> WHAT TO PRODUCE
Which lines below hold the word "imooc"? Report each one.

> THE RECORDS
________
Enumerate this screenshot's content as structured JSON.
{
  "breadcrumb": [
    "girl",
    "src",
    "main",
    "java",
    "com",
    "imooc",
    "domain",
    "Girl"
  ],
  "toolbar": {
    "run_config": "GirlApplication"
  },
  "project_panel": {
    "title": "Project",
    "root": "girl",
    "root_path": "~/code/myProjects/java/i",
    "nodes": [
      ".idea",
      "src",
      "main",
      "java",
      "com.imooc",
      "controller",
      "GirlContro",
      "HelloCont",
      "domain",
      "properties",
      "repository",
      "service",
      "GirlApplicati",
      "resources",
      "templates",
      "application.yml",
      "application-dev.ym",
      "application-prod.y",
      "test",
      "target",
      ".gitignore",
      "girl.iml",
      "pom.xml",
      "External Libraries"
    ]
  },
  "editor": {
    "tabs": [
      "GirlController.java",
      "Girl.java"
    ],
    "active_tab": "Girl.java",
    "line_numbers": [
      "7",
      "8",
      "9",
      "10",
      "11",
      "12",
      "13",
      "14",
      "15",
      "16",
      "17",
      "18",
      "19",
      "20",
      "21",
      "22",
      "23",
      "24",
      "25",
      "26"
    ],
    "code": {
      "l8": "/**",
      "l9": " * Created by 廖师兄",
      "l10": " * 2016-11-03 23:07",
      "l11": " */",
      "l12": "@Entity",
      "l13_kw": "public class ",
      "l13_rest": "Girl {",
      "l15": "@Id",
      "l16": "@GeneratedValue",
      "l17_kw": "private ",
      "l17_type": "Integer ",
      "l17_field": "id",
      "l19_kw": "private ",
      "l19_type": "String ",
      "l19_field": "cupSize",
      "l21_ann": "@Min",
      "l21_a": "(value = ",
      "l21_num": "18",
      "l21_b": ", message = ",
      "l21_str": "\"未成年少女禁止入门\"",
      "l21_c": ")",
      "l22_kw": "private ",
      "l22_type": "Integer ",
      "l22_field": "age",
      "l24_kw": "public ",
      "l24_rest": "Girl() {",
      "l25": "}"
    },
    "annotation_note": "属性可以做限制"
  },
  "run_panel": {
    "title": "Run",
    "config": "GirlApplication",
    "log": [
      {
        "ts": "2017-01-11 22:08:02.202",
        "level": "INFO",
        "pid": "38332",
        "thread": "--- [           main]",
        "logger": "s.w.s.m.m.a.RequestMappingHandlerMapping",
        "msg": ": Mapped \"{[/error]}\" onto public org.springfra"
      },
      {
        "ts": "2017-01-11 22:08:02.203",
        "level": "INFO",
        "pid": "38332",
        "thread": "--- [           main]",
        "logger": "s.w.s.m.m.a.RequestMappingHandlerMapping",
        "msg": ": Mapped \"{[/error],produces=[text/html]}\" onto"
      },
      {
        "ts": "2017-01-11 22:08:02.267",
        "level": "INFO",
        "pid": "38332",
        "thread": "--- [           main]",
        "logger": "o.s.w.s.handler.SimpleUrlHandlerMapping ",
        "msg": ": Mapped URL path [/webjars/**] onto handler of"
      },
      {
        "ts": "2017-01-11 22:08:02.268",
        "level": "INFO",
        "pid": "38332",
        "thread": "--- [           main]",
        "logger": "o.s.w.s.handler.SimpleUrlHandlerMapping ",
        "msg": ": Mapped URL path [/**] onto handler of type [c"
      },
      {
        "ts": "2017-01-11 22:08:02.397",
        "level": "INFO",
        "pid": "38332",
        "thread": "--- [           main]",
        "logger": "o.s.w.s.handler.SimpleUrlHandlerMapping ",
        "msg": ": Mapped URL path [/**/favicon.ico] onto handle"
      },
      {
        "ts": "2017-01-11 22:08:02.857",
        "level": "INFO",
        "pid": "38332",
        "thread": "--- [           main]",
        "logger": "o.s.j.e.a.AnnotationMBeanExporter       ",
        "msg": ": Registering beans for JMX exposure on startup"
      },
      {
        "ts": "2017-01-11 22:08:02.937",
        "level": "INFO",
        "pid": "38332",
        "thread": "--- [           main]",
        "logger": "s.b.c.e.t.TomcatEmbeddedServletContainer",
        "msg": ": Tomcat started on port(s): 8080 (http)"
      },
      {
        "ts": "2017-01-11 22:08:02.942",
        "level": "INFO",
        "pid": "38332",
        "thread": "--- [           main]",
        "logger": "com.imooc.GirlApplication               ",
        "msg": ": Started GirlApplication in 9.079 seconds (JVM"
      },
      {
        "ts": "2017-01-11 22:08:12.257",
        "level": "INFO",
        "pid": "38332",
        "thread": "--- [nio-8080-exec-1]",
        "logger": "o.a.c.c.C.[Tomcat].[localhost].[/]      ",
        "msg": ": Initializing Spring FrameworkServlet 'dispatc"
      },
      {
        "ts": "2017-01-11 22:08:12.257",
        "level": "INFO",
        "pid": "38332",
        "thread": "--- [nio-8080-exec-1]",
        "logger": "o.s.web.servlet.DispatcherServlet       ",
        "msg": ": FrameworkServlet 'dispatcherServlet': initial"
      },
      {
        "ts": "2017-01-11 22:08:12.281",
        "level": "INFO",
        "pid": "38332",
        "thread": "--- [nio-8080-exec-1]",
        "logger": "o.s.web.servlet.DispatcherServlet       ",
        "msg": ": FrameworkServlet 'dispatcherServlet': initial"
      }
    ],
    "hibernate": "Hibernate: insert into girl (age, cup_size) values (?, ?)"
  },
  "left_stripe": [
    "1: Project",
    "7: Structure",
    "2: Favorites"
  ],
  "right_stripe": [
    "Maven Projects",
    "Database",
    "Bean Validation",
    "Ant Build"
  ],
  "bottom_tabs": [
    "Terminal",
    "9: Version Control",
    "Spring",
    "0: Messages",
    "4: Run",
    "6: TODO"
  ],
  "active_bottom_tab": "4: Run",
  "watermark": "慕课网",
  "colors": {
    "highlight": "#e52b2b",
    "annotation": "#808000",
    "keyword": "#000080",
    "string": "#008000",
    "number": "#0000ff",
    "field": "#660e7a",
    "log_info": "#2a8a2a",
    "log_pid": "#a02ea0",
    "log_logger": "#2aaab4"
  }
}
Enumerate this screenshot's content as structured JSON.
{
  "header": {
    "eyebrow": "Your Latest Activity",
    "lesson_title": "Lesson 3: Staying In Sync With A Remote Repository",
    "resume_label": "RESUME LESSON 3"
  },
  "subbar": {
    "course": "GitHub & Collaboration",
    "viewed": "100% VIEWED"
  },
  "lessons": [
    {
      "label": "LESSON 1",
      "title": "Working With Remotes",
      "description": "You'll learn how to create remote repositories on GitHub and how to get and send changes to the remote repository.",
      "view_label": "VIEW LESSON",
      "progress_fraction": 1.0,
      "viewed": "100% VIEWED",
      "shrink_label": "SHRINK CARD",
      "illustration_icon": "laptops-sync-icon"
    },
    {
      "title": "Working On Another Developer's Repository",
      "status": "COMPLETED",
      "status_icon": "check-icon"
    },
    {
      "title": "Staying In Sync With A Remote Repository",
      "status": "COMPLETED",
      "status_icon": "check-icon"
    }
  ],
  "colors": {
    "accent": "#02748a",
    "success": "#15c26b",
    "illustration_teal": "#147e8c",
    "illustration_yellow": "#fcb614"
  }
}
________
> RESULT FOR THIS EXERCISE
    "imooc",
      "com.imooc",
        "logger": "com.imooc.GirlApplication               ",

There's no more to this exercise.